# [Problem details]
Print all of the entries exactly, minus the pictures.

# [Raw data]
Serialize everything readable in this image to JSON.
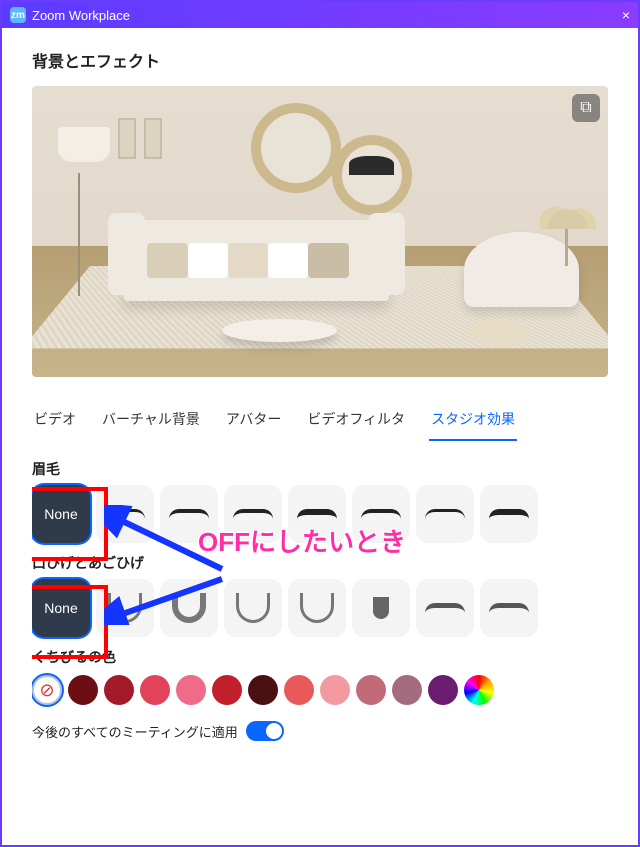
{
  "window": {
    "title": "Zoom Workplace",
    "close_icon": "×"
  },
  "page_title": "背景とエフェクト",
  "preview": {
    "pip_icon": "⧉"
  },
  "tabs": {
    "video": "ビデオ",
    "virtual_bg": "バーチャル背景",
    "avatar": "アバター",
    "video_filter": "ビデオフィルタ",
    "studio_fx": "スタジオ効果",
    "active": "studio_fx"
  },
  "sections": {
    "eyebrows": {
      "label": "眉毛",
      "none_label": "None"
    },
    "beard": {
      "label": "口ひげとあごひげ",
      "none_label": "None"
    },
    "lips": {
      "label": "くちびるの色"
    }
  },
  "lip_colors": [
    "none",
    "#6b0f14",
    "#a31b2b",
    "#e2435a",
    "#f06a8a",
    "#c21e2c",
    "#4a1012",
    "#e85a5a",
    "#f39aa0",
    "#c26a78",
    "#a56b7f",
    "#6a1d6e",
    "rainbow"
  ],
  "apply_all": {
    "label": "今後のすべてのミーティングに適用",
    "on": true
  },
  "annotation": {
    "text": "OFFにしたいとき"
  }
}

# [Result for this exercise]
Serialize everything readable in this image to JSON.
{
  "window": {
    "title": "Zoom Workplace",
    "close_icon": "×"
  },
  "page_title": "背景とエフェクト",
  "preview": {
    "pip_icon": "⧉"
  },
  "tabs": {
    "video": "ビデオ",
    "virtual_bg": "バーチャル背景",
    "avatar": "アバター",
    "video_filter": "ビデオフィルタ",
    "studio_fx": "スタジオ効果",
    "active": "studio_fx"
  },
  "sections": {
    "eyebrows": {
      "label": "眉毛",
      "none_label": "None"
    },
    "beard": {
      "label": "口ひげとあごひげ",
      "none_label": "None"
    },
    "lips": {
      "label": "くちびるの色"
    }
  },
  "lip_colors": [
    "none",
    "#6b0f14",
    "#a31b2b",
    "#e2435a",
    "#f06a8a",
    "#c21e2c",
    "#4a1012",
    "#e85a5a",
    "#f39aa0",
    "#c26a78",
    "#a56b7f",
    "#6a1d6e",
    "rainbow"
  ],
  "apply_all": {
    "label": "今後のすべてのミーティングに適用",
    "on": true
  },
  "annotation": {
    "text": "OFFにしたいとき"
  }
}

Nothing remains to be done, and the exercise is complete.